[start Input for this task]
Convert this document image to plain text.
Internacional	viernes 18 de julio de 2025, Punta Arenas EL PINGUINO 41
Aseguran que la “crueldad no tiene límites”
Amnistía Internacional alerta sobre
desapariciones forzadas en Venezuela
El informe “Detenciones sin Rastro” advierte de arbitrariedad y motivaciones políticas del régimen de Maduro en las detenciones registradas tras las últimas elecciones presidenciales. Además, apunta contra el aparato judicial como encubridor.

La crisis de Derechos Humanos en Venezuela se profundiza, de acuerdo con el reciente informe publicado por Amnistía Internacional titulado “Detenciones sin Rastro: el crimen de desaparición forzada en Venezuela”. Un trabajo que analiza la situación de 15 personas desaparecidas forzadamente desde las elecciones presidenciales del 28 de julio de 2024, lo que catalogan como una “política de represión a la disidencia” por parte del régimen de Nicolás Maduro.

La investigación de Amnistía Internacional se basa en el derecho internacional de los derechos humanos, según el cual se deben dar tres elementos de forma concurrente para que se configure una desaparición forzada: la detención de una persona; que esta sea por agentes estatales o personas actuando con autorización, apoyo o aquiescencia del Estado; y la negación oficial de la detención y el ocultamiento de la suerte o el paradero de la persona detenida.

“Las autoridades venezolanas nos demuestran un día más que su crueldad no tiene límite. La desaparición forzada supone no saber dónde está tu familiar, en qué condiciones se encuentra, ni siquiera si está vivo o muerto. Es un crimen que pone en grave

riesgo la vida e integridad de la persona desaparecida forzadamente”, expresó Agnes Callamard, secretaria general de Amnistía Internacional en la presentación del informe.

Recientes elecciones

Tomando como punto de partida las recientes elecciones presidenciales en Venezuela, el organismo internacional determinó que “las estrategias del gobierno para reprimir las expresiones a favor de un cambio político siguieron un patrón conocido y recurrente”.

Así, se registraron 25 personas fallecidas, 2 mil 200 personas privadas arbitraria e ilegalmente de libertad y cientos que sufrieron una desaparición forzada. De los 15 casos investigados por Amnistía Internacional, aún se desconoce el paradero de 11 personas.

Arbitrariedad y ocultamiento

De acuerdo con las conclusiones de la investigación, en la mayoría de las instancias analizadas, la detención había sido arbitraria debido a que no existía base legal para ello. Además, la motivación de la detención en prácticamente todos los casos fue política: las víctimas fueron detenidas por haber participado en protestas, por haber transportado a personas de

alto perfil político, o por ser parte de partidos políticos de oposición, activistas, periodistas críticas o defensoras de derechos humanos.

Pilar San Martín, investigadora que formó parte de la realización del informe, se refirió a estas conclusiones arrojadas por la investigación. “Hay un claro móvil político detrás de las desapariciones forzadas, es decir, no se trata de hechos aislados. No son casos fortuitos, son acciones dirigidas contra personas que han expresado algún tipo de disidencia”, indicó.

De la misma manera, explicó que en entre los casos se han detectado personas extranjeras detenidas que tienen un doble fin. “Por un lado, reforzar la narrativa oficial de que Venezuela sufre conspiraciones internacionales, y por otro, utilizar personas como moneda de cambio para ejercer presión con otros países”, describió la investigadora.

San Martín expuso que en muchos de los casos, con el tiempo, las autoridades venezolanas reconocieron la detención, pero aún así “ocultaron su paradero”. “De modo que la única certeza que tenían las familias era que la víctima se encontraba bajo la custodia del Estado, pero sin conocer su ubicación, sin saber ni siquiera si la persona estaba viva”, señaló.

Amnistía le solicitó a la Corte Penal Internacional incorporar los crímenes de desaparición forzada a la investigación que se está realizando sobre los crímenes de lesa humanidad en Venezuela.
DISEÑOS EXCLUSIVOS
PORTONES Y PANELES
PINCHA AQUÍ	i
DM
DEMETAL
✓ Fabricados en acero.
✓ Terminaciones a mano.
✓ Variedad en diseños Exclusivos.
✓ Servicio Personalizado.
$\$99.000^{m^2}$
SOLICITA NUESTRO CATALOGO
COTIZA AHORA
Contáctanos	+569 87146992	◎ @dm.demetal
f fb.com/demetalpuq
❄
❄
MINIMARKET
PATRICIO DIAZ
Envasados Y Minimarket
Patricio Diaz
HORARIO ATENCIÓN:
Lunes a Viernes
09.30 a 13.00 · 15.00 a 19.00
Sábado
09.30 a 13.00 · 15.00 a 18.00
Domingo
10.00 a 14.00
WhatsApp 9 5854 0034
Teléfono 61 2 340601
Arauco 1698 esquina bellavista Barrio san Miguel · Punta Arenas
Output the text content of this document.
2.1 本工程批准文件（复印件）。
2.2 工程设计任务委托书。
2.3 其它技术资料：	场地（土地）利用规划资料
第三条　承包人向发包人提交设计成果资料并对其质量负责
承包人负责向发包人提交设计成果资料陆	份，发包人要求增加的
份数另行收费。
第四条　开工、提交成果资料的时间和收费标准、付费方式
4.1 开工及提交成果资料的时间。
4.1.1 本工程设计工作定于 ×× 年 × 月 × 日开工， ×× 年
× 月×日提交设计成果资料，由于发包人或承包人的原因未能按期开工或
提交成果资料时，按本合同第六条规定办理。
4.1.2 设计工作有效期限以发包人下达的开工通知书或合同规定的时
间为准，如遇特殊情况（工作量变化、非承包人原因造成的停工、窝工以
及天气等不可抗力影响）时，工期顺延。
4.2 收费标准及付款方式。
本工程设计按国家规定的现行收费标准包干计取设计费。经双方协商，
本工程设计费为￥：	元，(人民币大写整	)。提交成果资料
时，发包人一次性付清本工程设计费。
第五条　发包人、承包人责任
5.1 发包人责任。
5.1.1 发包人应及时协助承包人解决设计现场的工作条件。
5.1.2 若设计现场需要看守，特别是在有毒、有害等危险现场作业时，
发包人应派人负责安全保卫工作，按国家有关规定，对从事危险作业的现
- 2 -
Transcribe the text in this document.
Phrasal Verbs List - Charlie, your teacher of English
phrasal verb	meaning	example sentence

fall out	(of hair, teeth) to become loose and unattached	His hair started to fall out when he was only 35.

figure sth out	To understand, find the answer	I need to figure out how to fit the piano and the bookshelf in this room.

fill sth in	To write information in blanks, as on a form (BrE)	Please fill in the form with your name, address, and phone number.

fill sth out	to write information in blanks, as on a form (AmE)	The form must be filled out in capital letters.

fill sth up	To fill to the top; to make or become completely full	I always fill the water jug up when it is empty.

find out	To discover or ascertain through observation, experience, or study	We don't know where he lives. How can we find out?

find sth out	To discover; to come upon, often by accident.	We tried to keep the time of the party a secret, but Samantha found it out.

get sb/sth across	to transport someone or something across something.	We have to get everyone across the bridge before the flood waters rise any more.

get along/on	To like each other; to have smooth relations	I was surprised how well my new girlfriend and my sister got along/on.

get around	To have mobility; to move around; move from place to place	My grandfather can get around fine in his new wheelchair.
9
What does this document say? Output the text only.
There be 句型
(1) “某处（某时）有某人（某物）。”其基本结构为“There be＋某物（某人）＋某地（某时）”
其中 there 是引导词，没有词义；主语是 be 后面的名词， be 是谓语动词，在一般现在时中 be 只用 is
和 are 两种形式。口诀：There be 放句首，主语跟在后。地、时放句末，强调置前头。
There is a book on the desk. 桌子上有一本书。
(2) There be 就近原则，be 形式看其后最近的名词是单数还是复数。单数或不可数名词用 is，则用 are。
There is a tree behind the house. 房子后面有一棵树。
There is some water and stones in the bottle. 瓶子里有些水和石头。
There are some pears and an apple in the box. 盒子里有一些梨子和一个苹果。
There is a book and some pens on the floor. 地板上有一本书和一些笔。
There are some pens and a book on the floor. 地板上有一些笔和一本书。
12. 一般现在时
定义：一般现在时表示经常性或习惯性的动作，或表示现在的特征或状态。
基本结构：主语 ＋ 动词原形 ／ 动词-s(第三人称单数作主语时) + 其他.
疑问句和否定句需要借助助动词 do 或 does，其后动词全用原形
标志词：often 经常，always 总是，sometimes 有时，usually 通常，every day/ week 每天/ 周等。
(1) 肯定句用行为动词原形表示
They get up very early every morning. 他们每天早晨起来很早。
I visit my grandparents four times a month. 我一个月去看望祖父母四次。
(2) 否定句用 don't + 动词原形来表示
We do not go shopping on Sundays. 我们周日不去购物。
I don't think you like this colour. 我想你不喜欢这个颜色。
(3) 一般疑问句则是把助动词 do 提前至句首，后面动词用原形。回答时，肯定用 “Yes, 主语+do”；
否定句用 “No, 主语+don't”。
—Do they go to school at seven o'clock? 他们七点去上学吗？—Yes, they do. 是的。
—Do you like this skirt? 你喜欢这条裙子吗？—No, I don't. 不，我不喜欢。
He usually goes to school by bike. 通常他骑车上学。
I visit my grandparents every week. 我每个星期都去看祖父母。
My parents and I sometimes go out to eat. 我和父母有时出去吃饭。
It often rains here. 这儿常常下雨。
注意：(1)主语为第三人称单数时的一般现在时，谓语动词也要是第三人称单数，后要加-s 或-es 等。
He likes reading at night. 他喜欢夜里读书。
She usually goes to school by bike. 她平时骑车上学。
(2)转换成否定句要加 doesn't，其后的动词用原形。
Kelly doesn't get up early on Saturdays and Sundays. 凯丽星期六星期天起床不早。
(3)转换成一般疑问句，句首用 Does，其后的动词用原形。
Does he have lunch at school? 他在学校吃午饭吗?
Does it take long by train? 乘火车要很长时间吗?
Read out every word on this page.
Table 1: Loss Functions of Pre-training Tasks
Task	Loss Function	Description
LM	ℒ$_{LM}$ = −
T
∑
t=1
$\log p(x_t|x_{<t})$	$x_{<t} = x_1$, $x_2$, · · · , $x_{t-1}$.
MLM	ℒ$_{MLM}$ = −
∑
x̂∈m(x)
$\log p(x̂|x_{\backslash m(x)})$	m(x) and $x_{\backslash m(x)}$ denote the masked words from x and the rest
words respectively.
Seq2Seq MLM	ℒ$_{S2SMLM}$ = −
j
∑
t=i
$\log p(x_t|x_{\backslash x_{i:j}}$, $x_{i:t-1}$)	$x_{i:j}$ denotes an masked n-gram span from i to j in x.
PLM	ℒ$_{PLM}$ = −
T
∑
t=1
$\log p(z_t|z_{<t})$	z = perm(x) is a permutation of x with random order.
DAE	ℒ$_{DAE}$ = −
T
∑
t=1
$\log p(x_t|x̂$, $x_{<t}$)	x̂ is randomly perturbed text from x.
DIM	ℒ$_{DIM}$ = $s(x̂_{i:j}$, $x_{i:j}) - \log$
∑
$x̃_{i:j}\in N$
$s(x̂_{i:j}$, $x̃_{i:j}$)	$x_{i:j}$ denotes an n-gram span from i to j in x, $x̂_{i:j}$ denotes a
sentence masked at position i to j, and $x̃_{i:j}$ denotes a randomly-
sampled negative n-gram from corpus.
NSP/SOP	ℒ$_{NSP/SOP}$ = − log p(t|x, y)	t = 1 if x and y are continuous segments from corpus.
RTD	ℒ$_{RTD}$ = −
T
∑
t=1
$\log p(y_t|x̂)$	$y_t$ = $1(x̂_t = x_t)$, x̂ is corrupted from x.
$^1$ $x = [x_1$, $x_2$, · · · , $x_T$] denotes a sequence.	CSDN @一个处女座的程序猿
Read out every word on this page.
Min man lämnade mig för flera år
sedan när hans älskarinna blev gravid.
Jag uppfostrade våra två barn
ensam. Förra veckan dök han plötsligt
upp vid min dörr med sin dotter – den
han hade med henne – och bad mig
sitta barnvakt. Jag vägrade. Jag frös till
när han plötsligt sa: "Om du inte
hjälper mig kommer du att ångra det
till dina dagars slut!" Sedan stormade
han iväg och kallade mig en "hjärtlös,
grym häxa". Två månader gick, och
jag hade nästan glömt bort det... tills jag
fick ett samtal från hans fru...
[end Input for this task]
Take every line from the data above that holds "your" and copy it out.

Phrasal Verbs List - Charlie, your teacher of English
fill sth in	To write information in blanks, as on a form (BrE)	Please fill in the form with your name, address, and phone number.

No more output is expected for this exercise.